=== Provided entries ===

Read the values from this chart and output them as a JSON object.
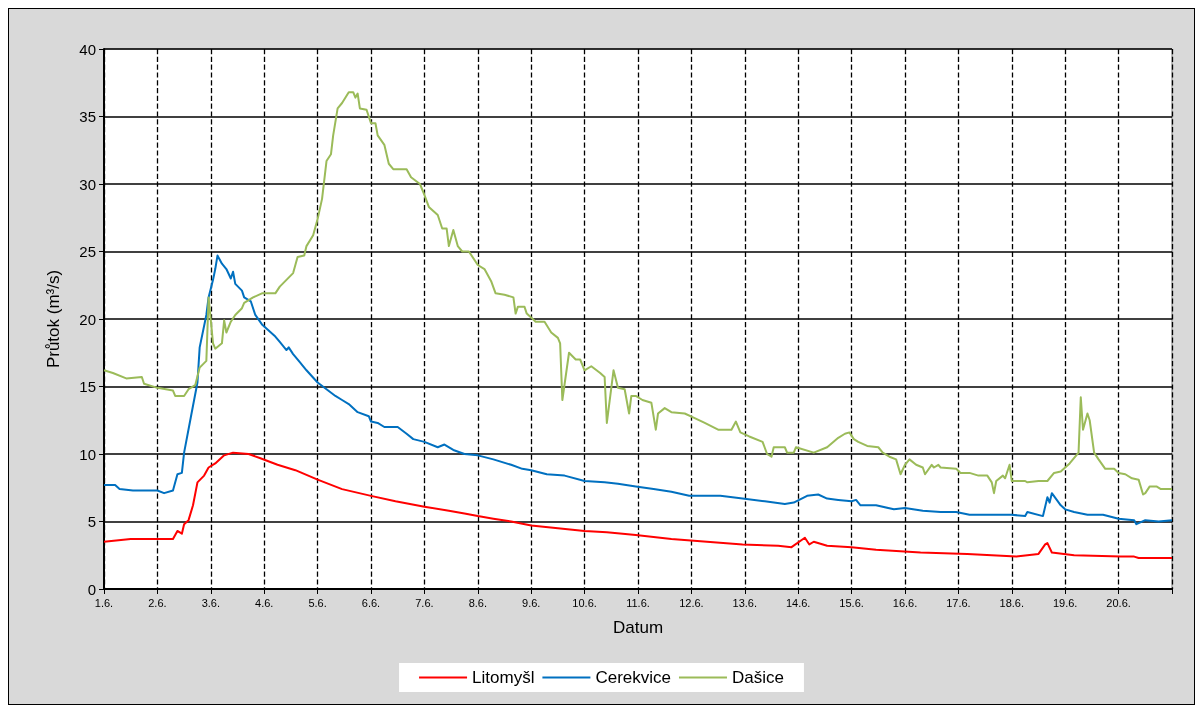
{
  "chart_data": {
    "type": "line",
    "xlabel": "Datum",
    "ylabel": "Průtok (m³/s)",
    "xlim": [
      "--06-01",
      "--06-21"
    ],
    "ylim": [
      0,
      40
    ],
    "yticks": [
      0,
      5,
      10,
      15,
      20,
      25,
      30,
      35,
      40
    ],
    "xticks": [
      {
        "value": "--06-01",
        "label": "1.6."
      },
      {
        "value": "--06-02",
        "label": "2.6."
      },
      {
        "value": "--06-03",
        "label": "3.6."
      },
      {
        "value": "--06-04",
        "label": "4.6."
      },
      {
        "value": "--06-05",
        "label": "5.6."
      },
      {
        "value": "--06-06",
        "label": "6.6."
      },
      {
        "value": "--06-07",
        "label": "7.6."
      },
      {
        "value": "--06-08",
        "label": "8.6."
      },
      {
        "value": "--06-09",
        "label": "9.6."
      },
      {
        "value": "--06-10",
        "label": "10.6."
      },
      {
        "value": "--06-11",
        "label": "11.6."
      },
      {
        "value": "--06-12",
        "label": "12.6."
      },
      {
        "value": "--06-13",
        "label": "13.6."
      },
      {
        "value": "--06-14",
        "label": "14.6."
      },
      {
        "value": "--06-15",
        "label": "15.6."
      },
      {
        "value": "--06-16",
        "label": "16.6."
      },
      {
        "value": "--06-17",
        "label": "17.6."
      },
      {
        "value": "--06-18",
        "label": "18.6."
      },
      {
        "value": "--06-19",
        "label": "19.6."
      },
      {
        "value": "--06-20",
        "label": "20.6."
      },
      {
        "value": "--06-21",
        "label": null
      }
    ],
    "grid": true,
    "legend": "bottom",
    "marker": "none",
    "line_style": "solid",
    "series": [
      {
        "name": "Litomyšl",
        "color": "#ff0000",
        "x": [
          "--06-01T00:00",
          "--06-01T12:00",
          "--06-02T07:00",
          "--06-02T09:00",
          "--06-02T11:00",
          "--06-02T12:00",
          "--06-02T14:00",
          "--06-02T16:00",
          "--06-02T18:00",
          "--06-02T21:00",
          "--06-02T23:00",
          "--06-03T02:00",
          "--06-03T06:00",
          "--06-03T10:00",
          "--06-03T17:00",
          "--06-03T22:00",
          "--06-04T06:00",
          "--06-04T14:00",
          "--06-05T00:00",
          "--06-05T11:00",
          "--06-06T00:00",
          "--06-06T11:00",
          "--06-07T00:00",
          "--06-07T11:00",
          "--06-07T18:00",
          "--06-08T00:00",
          "--06-08T07:00",
          "--06-08T15:00",
          "--06-09T00:00",
          "--06-09T12:00",
          "--06-10T00:00",
          "--06-10T10:00",
          "--06-10T23:00",
          "--06-11T15:00",
          "--06-12T07:00",
          "--06-12T23:00",
          "--06-13T15:00",
          "--06-13T21:00",
          "--06-14T03:00",
          "--06-14T05:00",
          "--06-14T07:00",
          "--06-14T13:00",
          "--06-15T00:00",
          "--06-15T11:00",
          "--06-16T07:00",
          "--06-17T04:00",
          "--06-18T02:00",
          "--06-18T12:00",
          "--06-18T15:00",
          "--06-18T16:00",
          "--06-18T18:00",
          "--06-19T04:00",
          "--06-20T01:00",
          "--06-20T07:00",
          "--06-20T09:00",
          "--06-21T00:00"
        ],
        "values": [
          3.5,
          3.7,
          3.7,
          4.3,
          4.1,
          4.8,
          5.1,
          6.2,
          7.9,
          8.4,
          9.0,
          9.3,
          9.9,
          10.1,
          10.0,
          9.7,
          9.2,
          8.8,
          8.1,
          7.4,
          6.9,
          6.5,
          6.1,
          5.8,
          5.6,
          5.4,
          5.2,
          5.0,
          4.7,
          4.5,
          4.3,
          4.2,
          4.0,
          3.7,
          3.5,
          3.3,
          3.2,
          3.1,
          3.8,
          3.3,
          3.5,
          3.2,
          3.1,
          2.9,
          2.7,
          2.6,
          2.4,
          2.6,
          3.3,
          3.4,
          2.7,
          2.5,
          2.4,
          2.4,
          2.3,
          2.3
        ]
      },
      {
        "name": "Cerekvice",
        "color": "#0070c0",
        "x": [
          "--06-01T00:00",
          "--06-01T05:00",
          "--06-01T07:00",
          "--06-01T13:00",
          "--06-02T00:00",
          "--06-02T03:00",
          "--06-02T07:00",
          "--06-02T09:00",
          "--06-02T11:00",
          "--06-02T12:00",
          "--06-02T15:00",
          "--06-02T18:00",
          "--06-02T19:00",
          "--06-02T22:00",
          "--06-02T23:00",
          "--06-03T01:00",
          "--06-03T02:00",
          "--06-03T03:00",
          "--06-03T05:00",
          "--06-03T07:00",
          "--06-03T09:00",
          "--06-03T10:00",
          "--06-03T11:00",
          "--06-03T14:00",
          "--06-03T15:00",
          "--06-03T18:00",
          "--06-03T20:00",
          "--06-03T23:00",
          "--06-04T05:00",
          "--06-04T07:00",
          "--06-04T10:00",
          "--06-04T11:00",
          "--06-04T13:00",
          "--06-04T16:00",
          "--06-04T19:00",
          "--06-05T00:00",
          "--06-05T04:00",
          "--06-05T08:00",
          "--06-05T11:00",
          "--06-05T14:00",
          "--06-05T18:00",
          "--06-05T23:00",
          "--06-06T00:00",
          "--06-06T03:00",
          "--06-06T06:00",
          "--06-06T12:00",
          "--06-06T16:00",
          "--06-06T19:00",
          "--06-07T00:00",
          "--06-07T06:00",
          "--06-07T09:00",
          "--06-07T13:00",
          "--06-07T18:00",
          "--06-08T00:00",
          "--06-08T07:00",
          "--06-08T15:00",
          "--06-08T20:00",
          "--06-09T00:00",
          "--06-09T07:00",
          "--06-09T15:00",
          "--06-10T00:00",
          "--06-10T09:00",
          "--06-10T15:00",
          "--06-10T23:00",
          "--06-11T07:00",
          "--06-11T15:00",
          "--06-11T23:00",
          "--06-12T13:00",
          "--06-12T23:00",
          "--06-13T09:00",
          "--06-13T18:00",
          "--06-13T22:00",
          "--06-14T04:00",
          "--06-14T09:00",
          "--06-14T13:00",
          "--06-14T18:00",
          "--06-15T00:00",
          "--06-15T02:00",
          "--06-15T04:00",
          "--06-15T11:00",
          "--06-15T19:00",
          "--06-16T00:00",
          "--06-16T08:00",
          "--06-16T16:00",
          "--06-16T23:00",
          "--06-17T05:00",
          "--06-18T00:00",
          "--06-18T06:00",
          "--06-18T07:00",
          "--06-18T14:00",
          "--06-18T16:00",
          "--06-18T17:00",
          "--06-18T18:00",
          "--06-18T22:00",
          "--06-19T00:00",
          "--06-19T04:00",
          "--06-19T10:00",
          "--06-19T17:00",
          "--06-20T00:00",
          "--06-20T07:00",
          "--06-20T08:00",
          "--06-20T12:00",
          "--06-20T18:00",
          "--06-21T00:00"
        ],
        "values": [
          7.7,
          7.7,
          7.4,
          7.3,
          7.3,
          7.1,
          7.3,
          8.5,
          8.6,
          10.1,
          12.7,
          15.3,
          17.9,
          20.3,
          21.6,
          22.9,
          23.7,
          24.7,
          24.1,
          23.7,
          23.0,
          23.5,
          22.6,
          22.1,
          21.6,
          21.3,
          20.3,
          19.6,
          18.7,
          18.3,
          17.7,
          17.9,
          17.4,
          16.8,
          16.2,
          15.3,
          14.8,
          14.3,
          14.0,
          13.7,
          13.1,
          12.8,
          12.4,
          12.3,
          12.0,
          12.0,
          11.5,
          11.1,
          10.9,
          10.5,
          10.7,
          10.3,
          10.0,
          9.9,
          9.6,
          9.2,
          8.9,
          8.8,
          8.5,
          8.4,
          8.0,
          7.9,
          7.8,
          7.6,
          7.4,
          7.2,
          6.9,
          6.9,
          6.7,
          6.5,
          6.3,
          6.4,
          6.9,
          7.0,
          6.7,
          6.6,
          6.5,
          6.6,
          6.2,
          6.2,
          5.9,
          6.0,
          5.8,
          5.7,
          5.7,
          5.5,
          5.5,
          5.4,
          5.7,
          5.4,
          6.8,
          6.4,
          7.1,
          6.2,
          5.9,
          5.7,
          5.5,
          5.5,
          5.2,
          5.1,
          4.8,
          5.1,
          5.0,
          5.1
        ]
      },
      {
        "name": "Dašice",
        "color": "#9bbb59",
        "x": [
          "--06-01T00:00",
          "--06-01T04:00",
          "--06-01T10:00",
          "--06-01T17:00",
          "--06-01T18:00",
          "--06-02T00:00",
          "--06-02T07:00",
          "--06-02T08:00",
          "--06-02T12:00",
          "--06-02T14:00",
          "--06-02T17:00",
          "--06-02T19:00",
          "--06-02T22:00",
          "--06-02T23:00",
          "--06-03T01:00",
          "--06-03T02:00",
          "--06-03T05:00",
          "--06-03T06:00",
          "--06-03T07:00",
          "--06-03T09:00",
          "--06-03T11:00",
          "--06-03T14:00",
          "--06-03T15:00",
          "--06-03T19:00",
          "--06-03T23:00",
          "--06-04T05:00",
          "--06-04T07:00",
          "--06-04T10:00",
          "--06-04T13:00",
          "--06-04T15:00",
          "--06-04T18:00",
          "--06-04T19:00",
          "--06-04T22:00",
          "--06-05T00:00",
          "--06-05T02:00",
          "--06-05T04:00",
          "--06-05T06:00",
          "--06-05T07:00",
          "--06-05T09:00",
          "--06-05T11:00",
          "--06-05T14:00",
          "--06-05T16:00",
          "--06-05T17:00",
          "--06-05T18:00",
          "--06-05T19:00",
          "--06-05T22:00",
          "--06-06T00:00",
          "--06-06T02:00",
          "--06-06T03:00",
          "--06-06T06:00",
          "--06-06T08:00",
          "--06-06T10:00",
          "--06-06T16:00",
          "--06-06T18:00",
          "--06-06T22:00",
          "--06-07T00:00",
          "--06-07T02:00",
          "--06-07T06:00",
          "--06-07T08:00",
          "--06-07T10:00",
          "--06-07T11:00",
          "--06-07T13:00",
          "--06-07T15:00",
          "--06-07T17:00",
          "--06-07T20:00",
          "--06-08T00:00",
          "--06-08T03:00",
          "--06-08T06:00",
          "--06-08T08:00",
          "--06-08T12:00",
          "--06-08T16:00",
          "--06-08T17:00",
          "--06-08T18:00",
          "--06-08T21:00",
          "--06-08T22:00",
          "--06-09T02:00",
          "--06-09T06:00",
          "--06-09T09:00",
          "--06-09T12:00",
          "--06-09T13:00",
          "--06-09T14:00",
          "--06-09T17:00",
          "--06-09T20:00",
          "--06-09T22:00",
          "--06-10T00:00",
          "--06-10T03:00",
          "--06-10T07:00",
          "--06-10T09:00",
          "--06-10T10:00",
          "--06-10T13:00",
          "--06-10T15:00",
          "--06-10T18:00",
          "--06-10T20:00",
          "--06-10T21:00",
          "--06-10T23:00",
          "--06-11T02:00",
          "--06-11T06:00",
          "--06-11T08:00",
          "--06-11T09:00",
          "--06-11T12:00",
          "--06-11T15:00",
          "--06-11T21:00",
          "--06-12T01:00",
          "--06-12T06:00",
          "--06-12T12:00",
          "--06-12T18:00",
          "--06-12T20:00",
          "--06-12T22:00",
          "--06-13T02:00",
          "--06-13T08:00",
          "--06-13T10:00",
          "--06-13T12:00",
          "--06-13T13:00",
          "--06-13T18:00",
          "--06-13T19:00",
          "--06-13T22:00",
          "--06-13T23:00",
          "--06-14T07:00",
          "--06-14T13:00",
          "--06-14T18:00",
          "--06-14T21:00",
          "--06-14T23:00",
          "--06-15T01:00",
          "--06-15T03:00",
          "--06-15T07:00",
          "--06-15T12:00",
          "--06-15T14:00",
          "--06-15T17:00",
          "--06-15T20:00",
          "--06-15T22:00",
          "--06-16T00:00",
          "--06-16T02:00",
          "--06-16T05:00",
          "--06-16T08:00",
          "--06-16T09:00",
          "--06-16T12:00",
          "--06-16T13:00",
          "--06-16T15:00",
          "--06-16T16:00",
          "--06-16T23:00",
          "--06-17T01:00",
          "--06-17T05:00",
          "--06-17T09:00",
          "--06-17T13:00",
          "--06-17T15:00",
          "--06-17T16:00",
          "--06-17T17:00",
          "--06-17T20:00",
          "--06-17T21:00",
          "--06-17T23:00",
          "--06-18T00:00",
          "--06-18T06:00",
          "--06-18T07:00",
          "--06-18T12:00",
          "--06-18T16:00",
          "--06-18T19:00",
          "--06-18T22:00",
          "--06-19T02:00",
          "--06-19T06:00",
          "--06-19T07:00",
          "--06-19T08:00",
          "--06-19T10:00",
          "--06-19T11:00",
          "--06-19T13:00",
          "--06-19T15:00",
          "--06-19T18:00",
          "--06-19T22:00",
          "--06-20T00:00",
          "--06-20T03:00",
          "--06-20T06:00",
          "--06-20T09:00",
          "--06-20T11:00",
          "--06-20T12:00",
          "--06-20T14:00",
          "--06-20T17:00",
          "--06-20T19:00",
          "--06-21T00:00"
        ],
        "values": [
          16.2,
          16.0,
          15.6,
          15.7,
          15.2,
          14.9,
          14.7,
          14.3,
          14.3,
          14.8,
          15.1,
          16.4,
          16.9,
          21.6,
          18.2,
          17.8,
          18.2,
          19.9,
          19.0,
          19.8,
          20.3,
          20.8,
          21.2,
          21.6,
          21.9,
          21.9,
          22.4,
          22.9,
          23.4,
          24.6,
          24.7,
          25.4,
          26.2,
          27.4,
          28.9,
          31.7,
          32.2,
          33.6,
          35.6,
          36.0,
          36.8,
          36.8,
          36.4,
          36.7,
          35.6,
          35.5,
          34.5,
          34.5,
          33.6,
          32.9,
          31.5,
          31.1,
          31.1,
          30.5,
          30.0,
          29.2,
          28.3,
          27.7,
          26.7,
          26.7,
          25.4,
          26.6,
          25.4,
          25.0,
          25.0,
          24.0,
          23.7,
          22.8,
          21.9,
          21.8,
          21.6,
          20.4,
          20.9,
          20.9,
          20.4,
          19.8,
          19.8,
          19.0,
          18.6,
          18.2,
          14.0,
          17.5,
          17.0,
          17.0,
          16.2,
          16.5,
          16.0,
          15.7,
          12.3,
          16.2,
          14.9,
          14.8,
          13.0,
          14.3,
          14.3,
          14.0,
          13.8,
          11.8,
          13.0,
          13.4,
          13.1,
          13.0,
          12.7,
          12.3,
          11.8,
          11.8,
          12.4,
          11.6,
          11.3,
          10.9,
          10.0,
          9.8,
          10.5,
          10.5,
          10.1,
          10.1,
          10.5,
          10.1,
          10.5,
          11.2,
          11.5,
          11.6,
          11.1,
          10.9,
          10.6,
          10.5,
          10.1,
          9.8,
          9.6,
          8.5,
          9.2,
          9.6,
          9.2,
          9.0,
          8.5,
          9.2,
          9.0,
          9.2,
          9.0,
          8.9,
          8.6,
          8.6,
          8.4,
          8.4,
          7.9,
          7.1,
          8.0,
          8.4,
          8.2,
          9.2,
          8.0,
          8.0,
          7.9,
          8.0,
          8.0,
          8.6,
          8.7,
          9.3,
          10.1,
          14.2,
          11.8,
          13.0,
          12.5,
          10.1,
          9.6,
          8.9,
          8.9,
          8.6,
          8.5,
          8.2,
          8.1,
          7.0,
          7.1,
          7.6,
          7.6,
          7.4,
          7.4
        ]
      }
    ]
  }
}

===

- Problem description:
Pull every line containing "name" from the data.

- Solution:
        "name": "Litomyšl",
        "name": "Cerekvice",
        "name": "Dašice",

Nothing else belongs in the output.